- _Figure contents as structured data_:
....

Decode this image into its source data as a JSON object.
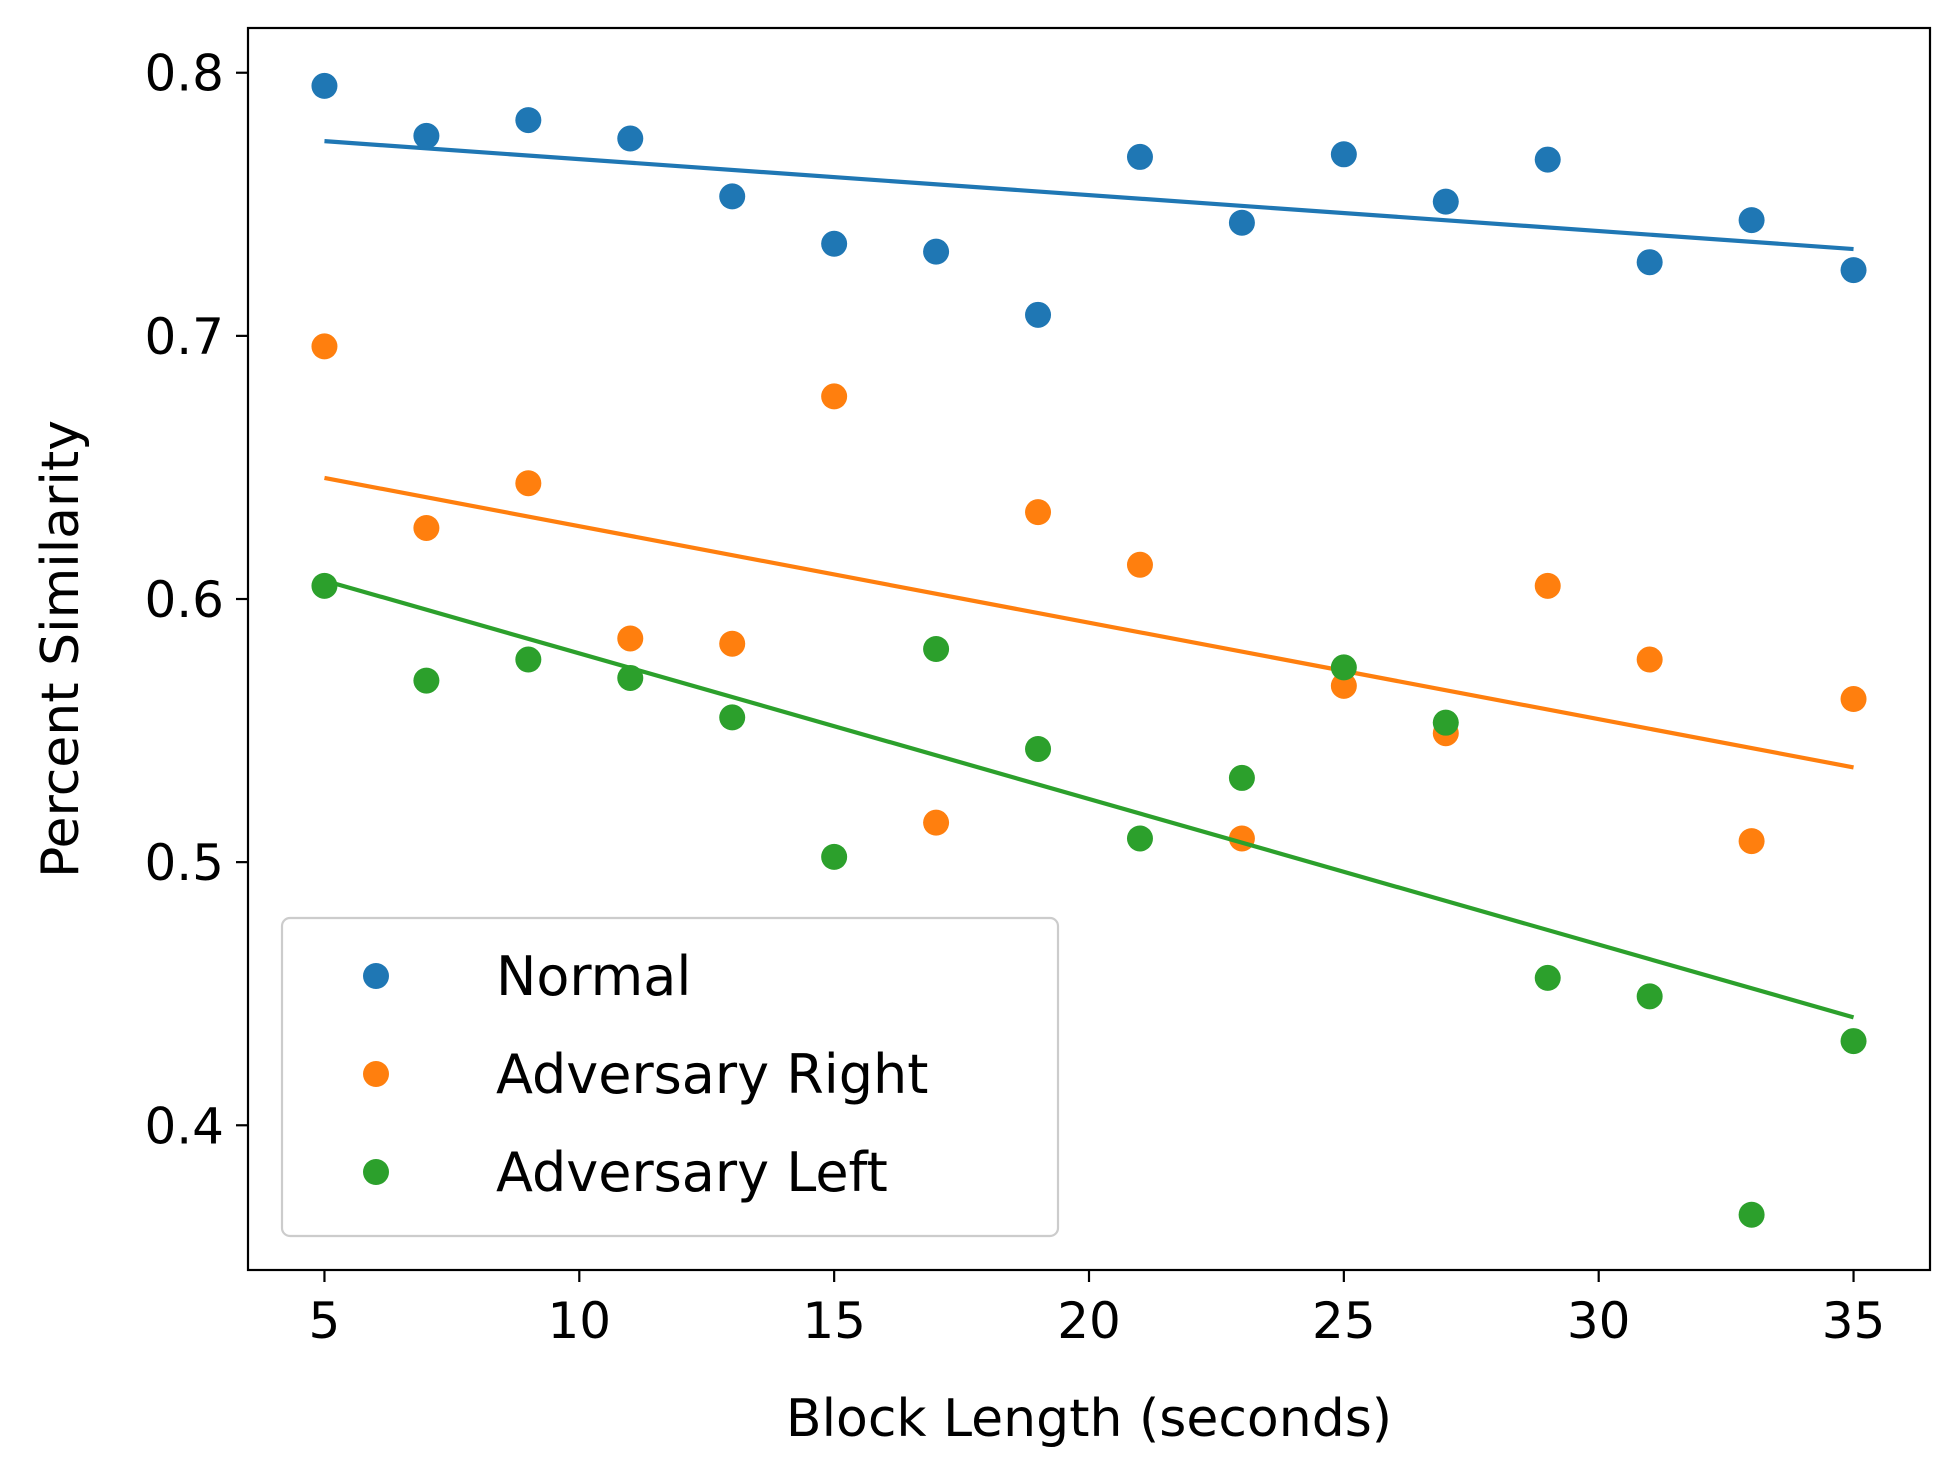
{
  "chart_data": {
    "type": "scatter",
    "title": "",
    "xlabel": "Block Length (seconds)",
    "ylabel": "Percent Similarity",
    "xlim": [
      3.5,
      36.5
    ],
    "ylim": [
      0.345,
      0.817
    ],
    "x_ticks": [
      5,
      10,
      15,
      20,
      25,
      30,
      35
    ],
    "x_tick_labels": [
      "5",
      "10",
      "15",
      "20",
      "25",
      "30",
      "35"
    ],
    "y_ticks": [
      0.4,
      0.5,
      0.6,
      0.7,
      0.8
    ],
    "y_tick_labels": [
      "0.4",
      "0.5",
      "0.6",
      "0.7",
      "0.8"
    ],
    "grid": false,
    "legend_position": "lower-left",
    "x": [
      5,
      7,
      9,
      11,
      13,
      15,
      17,
      19,
      21,
      23,
      25,
      27,
      29,
      31,
      33,
      35
    ],
    "series": [
      {
        "name": "Normal",
        "color": "#1f77b4",
        "values": [
          0.795,
          0.776,
          0.782,
          0.775,
          0.753,
          0.735,
          0.732,
          0.708,
          0.768,
          0.743,
          0.769,
          0.751,
          0.767,
          0.728,
          0.744,
          0.725
        ],
        "trend": [
          0.774,
          0.733
        ]
      },
      {
        "name": "Adversary Right",
        "color": "#ff7f0e",
        "values": [
          0.696,
          0.627,
          0.644,
          0.585,
          0.583,
          0.677,
          0.515,
          0.633,
          0.613,
          0.509,
          0.567,
          0.549,
          0.605,
          0.577,
          0.508,
          0.562
        ],
        "trend": [
          0.646,
          0.536
        ]
      },
      {
        "name": "Adversary Left",
        "color": "#2ca02c",
        "values": [
          0.605,
          0.569,
          0.577,
          0.57,
          0.555,
          0.502,
          0.581,
          0.543,
          0.509,
          0.532,
          0.574,
          0.553,
          0.456,
          0.449,
          0.366,
          0.432
        ],
        "trend": [
          0.607,
          0.441
        ]
      }
    ]
  }
}
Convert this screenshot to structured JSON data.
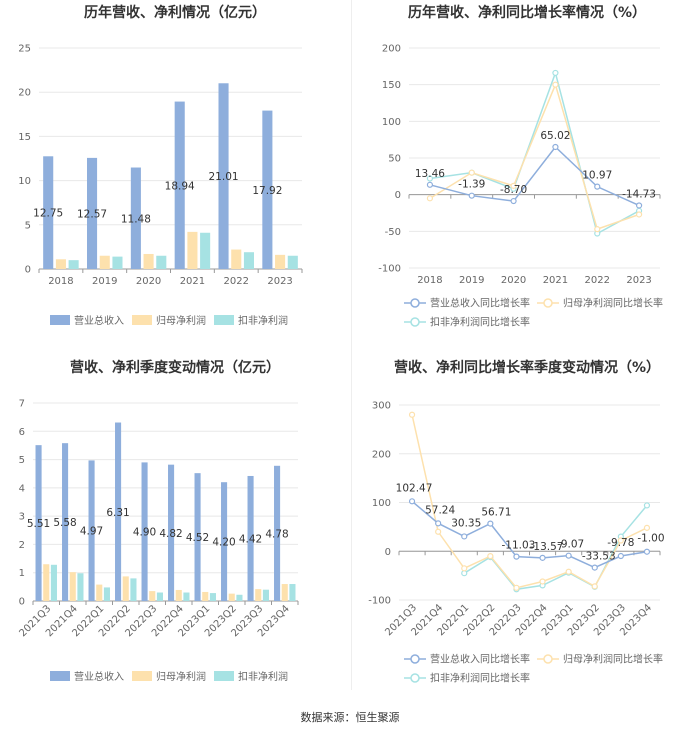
{
  "footer": {
    "source": "数据来源：恒生聚源"
  },
  "legend": {
    "revenue": "营业总收入",
    "net_profit": "归母净利润",
    "deducted_profit": "扣非净利润",
    "revenue_growth": "营业总收入同比增长率",
    "net_profit_growth": "归母净利润同比增长率",
    "deducted_profit_growth": "扣非净利润同比增长率"
  },
  "colors": {
    "revenue": "#8eaedc",
    "net_profit": "#fde1ad",
    "deducted_profit": "#a6e2e3",
    "grid": "#e8e8e8",
    "axis": "#999999"
  },
  "chart_data": [
    {
      "type": "bar",
      "title": "历年营收、净利情况（亿元）",
      "categories": [
        "2018",
        "2019",
        "2020",
        "2021",
        "2022",
        "2023"
      ],
      "ylim": [
        0,
        25
      ],
      "yticks": [
        0,
        5,
        10,
        15,
        20,
        25
      ],
      "series": [
        {
          "name": "营业总收入",
          "values": [
            12.75,
            12.57,
            11.48,
            18.94,
            21.01,
            17.92
          ],
          "labels": [
            "12.75",
            "12.57",
            "11.48",
            "18.94",
            "21.01",
            "17.92"
          ]
        },
        {
          "name": "归母净利润",
          "values": [
            1.1,
            1.5,
            1.7,
            4.2,
            2.2,
            1.6
          ]
        },
        {
          "name": "扣非净利润",
          "values": [
            1.0,
            1.4,
            1.5,
            4.1,
            1.9,
            1.5
          ]
        }
      ]
    },
    {
      "type": "line",
      "title": "历年营收、净利同比增长率情况（%）",
      "categories": [
        "2018",
        "2019",
        "2020",
        "2021",
        "2022",
        "2023"
      ],
      "ylim": [
        -100,
        200
      ],
      "yticks": [
        -100,
        -50,
        0,
        50,
        100,
        150,
        200
      ],
      "series": [
        {
          "name": "营业总收入同比增长率",
          "values": [
            13.46,
            -1.39,
            -8.7,
            65.02,
            10.97,
            -14.73
          ],
          "labels": [
            "13.46",
            "-1.39",
            "-8.70",
            "65.02",
            "10.97",
            "-14.73"
          ]
        },
        {
          "name": "归母净利润同比增长率",
          "values": [
            -5,
            30,
            12,
            150,
            -47,
            -27
          ]
        },
        {
          "name": "扣非净利润同比增长率",
          "values": [
            22,
            30,
            8,
            166,
            -53,
            -22
          ]
        }
      ]
    },
    {
      "type": "bar",
      "title": "营收、净利季度变动情况（亿元）",
      "categories": [
        "2021Q3",
        "2021Q4",
        "2022Q1",
        "2022Q2",
        "2022Q3",
        "2022Q4",
        "2023Q1",
        "2023Q2",
        "2023Q3",
        "2023Q4"
      ],
      "ylim": [
        0,
        7
      ],
      "yticks": [
        0,
        1,
        2,
        3,
        4,
        5,
        6,
        7
      ],
      "series": [
        {
          "name": "营业总收入",
          "values": [
            5.51,
            5.58,
            4.97,
            6.31,
            4.9,
            4.82,
            4.52,
            4.2,
            4.42,
            4.78
          ],
          "labels": [
            "5.51",
            "5.58",
            "4.97",
            "6.31",
            "4.90",
            "4.82",
            "4.52",
            "4.20",
            "4.42",
            "4.78"
          ]
        },
        {
          "name": "归母净利润",
          "values": [
            1.3,
            1.02,
            0.58,
            0.87,
            0.35,
            0.39,
            0.32,
            0.26,
            0.42,
            0.6
          ]
        },
        {
          "name": "扣非净利润",
          "values": [
            1.28,
            0.98,
            0.48,
            0.8,
            0.3,
            0.3,
            0.28,
            0.22,
            0.4,
            0.6
          ]
        }
      ]
    },
    {
      "type": "line",
      "title": "营收、净利同比增长率季度变动情况（%）",
      "categories": [
        "2021Q3",
        "2021Q4",
        "2022Q1",
        "2022Q2",
        "2022Q3",
        "2022Q4",
        "2023Q1",
        "2023Q2",
        "2023Q3",
        "2023Q4"
      ],
      "ylim": [
        -100,
        300
      ],
      "yticks": [
        -100,
        0,
        100,
        200,
        300
      ],
      "series": [
        {
          "name": "营业总收入同比增长率",
          "values": [
            102.47,
            57.24,
            30.35,
            56.71,
            -11.03,
            -13.57,
            -9.07,
            -33.53,
            -9.78,
            -1.0
          ],
          "labels": [
            "102.47",
            "57.24",
            "30.35",
            "56.71",
            "-11.03",
            "-13.57",
            "-9.07",
            "-33.53",
            "-9.78",
            "-1.00"
          ]
        },
        {
          "name": "归母净利润同比增长率",
          "values": [
            280,
            40,
            -35,
            -10,
            -75,
            -62,
            -42,
            -72,
            22,
            48
          ]
        },
        {
          "name": "扣非净利润同比增长率",
          "values": [
            null,
            null,
            -45,
            -12,
            -78,
            -70,
            -44,
            -73,
            30,
            94
          ]
        }
      ]
    }
  ]
}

....

Leave out the pictures and print each record exactly as it stands.

- _Complete answer_:
Decode this image into its source data as a JSON object.
{
  "chart_data": {
    "type": "scatter",
    "title": "",
    "xlabel": "Block Length (seconds)",
    "ylabel": "Percent Similarity",
    "xlim": [
      3.5,
      36.5
    ],
    "ylim": [
      0.345,
      0.817
    ],
    "x_ticks": [
      5,
      10,
      15,
      20,
      25,
      30,
      35
    ],
    "x_tick_labels": [
      "5",
      "10",
      "15",
      "20",
      "25",
      "30",
      "35"
    ],
    "y_ticks": [
      0.4,
      0.5,
      0.6,
      0.7,
      0.8
    ],
    "y_tick_labels": [
      "0.4",
      "0.5",
      "0.6",
      "0.7",
      "0.8"
    ],
    "grid": false,
    "legend_position": "lower-left",
    "x": [
      5,
      7,
      9,
      11,
      13,
      15,
      17,
      19,
      21,
      23,
      25,
      27,
      29,
      31,
      33,
      35
    ],
    "series": [
      {
        "name": "Normal",
        "color": "#1f77b4",
        "values": [
          0.795,
          0.776,
          0.782,
          0.775,
          0.753,
          0.735,
          0.732,
          0.708,
          0.768,
          0.743,
          0.769,
          0.751,
          0.767,
          0.728,
          0.744,
          0.725
        ],
        "trend": [
          0.774,
          0.733
        ]
      },
      {
        "name": "Adversary Right",
        "color": "#ff7f0e",
        "values": [
          0.696,
          0.627,
          0.644,
          0.585,
          0.583,
          0.677,
          0.515,
          0.633,
          0.613,
          0.509,
          0.567,
          0.549,
          0.605,
          0.577,
          0.508,
          0.562
        ],
        "trend": [
          0.646,
          0.536
        ]
      },
      {
        "name": "Adversary Left",
        "color": "#2ca02c",
        "values": [
          0.605,
          0.569,
          0.577,
          0.57,
          0.555,
          0.502,
          0.581,
          0.543,
          0.509,
          0.532,
          0.574,
          0.553,
          0.456,
          0.449,
          0.366,
          0.432
        ],
        "trend": [
          0.607,
          0.441
        ]
      }
    ]
  }
}
Convert this screenshot to structured JSON data.
{
  "footer": {
    "source": "数据来源：恒生聚源"
  },
  "legend": {
    "revenue": "营业总收入",
    "net_profit": "归母净利润",
    "deducted_profit": "扣非净利润",
    "revenue_growth": "营业总收入同比增长率",
    "net_profit_growth": "归母净利润同比增长率",
    "deducted_profit_growth": "扣非净利润同比增长率"
  },
  "colors": {
    "revenue": "#8eaedc",
    "net_profit": "#fde1ad",
    "deducted_profit": "#a6e2e3",
    "grid": "#e8e8e8",
    "axis": "#999999"
  },
  "chart_data": [
    {
      "type": "bar",
      "title": "历年营收、净利情况（亿元）",
      "categories": [
        "2018",
        "2019",
        "2020",
        "2021",
        "2022",
        "2023"
      ],
      "ylim": [
        0,
        25
      ],
      "yticks": [
        0,
        5,
        10,
        15,
        20,
        25
      ],
      "series": [
        {
          "name": "营业总收入",
          "values": [
            12.75,
            12.57,
            11.48,
            18.94,
            21.01,
            17.92
          ],
          "labels": [
            "12.75",
            "12.57",
            "11.48",
            "18.94",
            "21.01",
            "17.92"
          ]
        },
        {
          "name": "归母净利润",
          "values": [
            1.1,
            1.5,
            1.7,
            4.2,
            2.2,
            1.6
          ]
        },
        {
          "name": "扣非净利润",
          "values": [
            1.0,
            1.4,
            1.5,
            4.1,
            1.9,
            1.5
          ]
        }
      ]
    },
    {
      "type": "line",
      "title": "历年营收、净利同比增长率情况（%）",
      "categories": [
        "2018",
        "2019",
        "2020",
        "2021",
        "2022",
        "2023"
      ],
      "ylim": [
        -100,
        200
      ],
      "yticks": [
        -100,
        -50,
        0,
        50,
        100,
        150,
        200
      ],
      "series": [
        {
          "name": "营业总收入同比增长率",
          "values": [
            13.46,
            -1.39,
            -8.7,
            65.02,
            10.97,
            -14.73
          ],
          "labels": [
            "13.46",
            "-1.39",
            "-8.70",
            "65.02",
            "10.97",
            "-14.73"
          ]
        },
        {
          "name": "归母净利润同比增长率",
          "values": [
            -5,
            30,
            12,
            150,
            -47,
            -27
          ]
        },
        {
          "name": "扣非净利润同比增长率",
          "values": [
            22,
            30,
            8,
            166,
            -53,
            -22
          ]
        }
      ]
    },
    {
      "type": "bar",
      "title": "营收、净利季度变动情况（亿元）",
      "categories": [
        "2021Q3",
        "2021Q4",
        "2022Q1",
        "2022Q2",
        "2022Q3",
        "2022Q4",
        "2023Q1",
        "2023Q2",
        "2023Q3",
        "2023Q4"
      ],
      "ylim": [
        0,
        7
      ],
      "yticks": [
        0,
        1,
        2,
        3,
        4,
        5,
        6,
        7
      ],
      "series": [
        {
          "name": "营业总收入",
          "values": [
            5.51,
            5.58,
            4.97,
            6.31,
            4.9,
            4.82,
            4.52,
            4.2,
            4.42,
            4.78
          ],
          "labels": [
            "5.51",
            "5.58",
            "4.97",
            "6.31",
            "4.90",
            "4.82",
            "4.52",
            "4.20",
            "4.42",
            "4.78"
          ]
        },
        {
          "name": "归母净利润",
          "values": [
            1.3,
            1.02,
            0.58,
            0.87,
            0.35,
            0.39,
            0.32,
            0.26,
            0.42,
            0.6
          ]
        },
        {
          "name": "扣非净利润",
          "values": [
            1.28,
            0.98,
            0.48,
            0.8,
            0.3,
            0.3,
            0.28,
            0.22,
            0.4,
            0.6
          ]
        }
      ]
    },
    {
      "type": "line",
      "title": "营收、净利同比增长率季度变动情况（%）",
      "categories": [
        "2021Q3",
        "2021Q4",
        "2022Q1",
        "2022Q2",
        "2022Q3",
        "2022Q4",
        "2023Q1",
        "2023Q2",
        "2023Q3",
        "2023Q4"
      ],
      "ylim": [
        -100,
        300
      ],
      "yticks": [
        -100,
        0,
        100,
        200,
        300
      ],
      "series": [
        {
          "name": "营业总收入同比增长率",
          "values": [
            102.47,
            57.24,
            30.35,
            56.71,
            -11.03,
            -13.57,
            -9.07,
            -33.53,
            -9.78,
            -1.0
          ],
          "labels": [
            "102.47",
            "57.24",
            "30.35",
            "56.71",
            "-11.03",
            "-13.57",
            "-9.07",
            "-33.53",
            "-9.78",
            "-1.00"
          ]
        },
        {
          "name": "归母净利润同比增长率",
          "values": [
            280,
            40,
            -35,
            -10,
            -75,
            -62,
            -42,
            -72,
            22,
            48
          ]
        },
        {
          "name": "扣非净利润同比增长率",
          "values": [
            null,
            null,
            -45,
            -12,
            -78,
            -70,
            -44,
            -73,
            30,
            94
          ]
        }
      ]
    }
  ]
}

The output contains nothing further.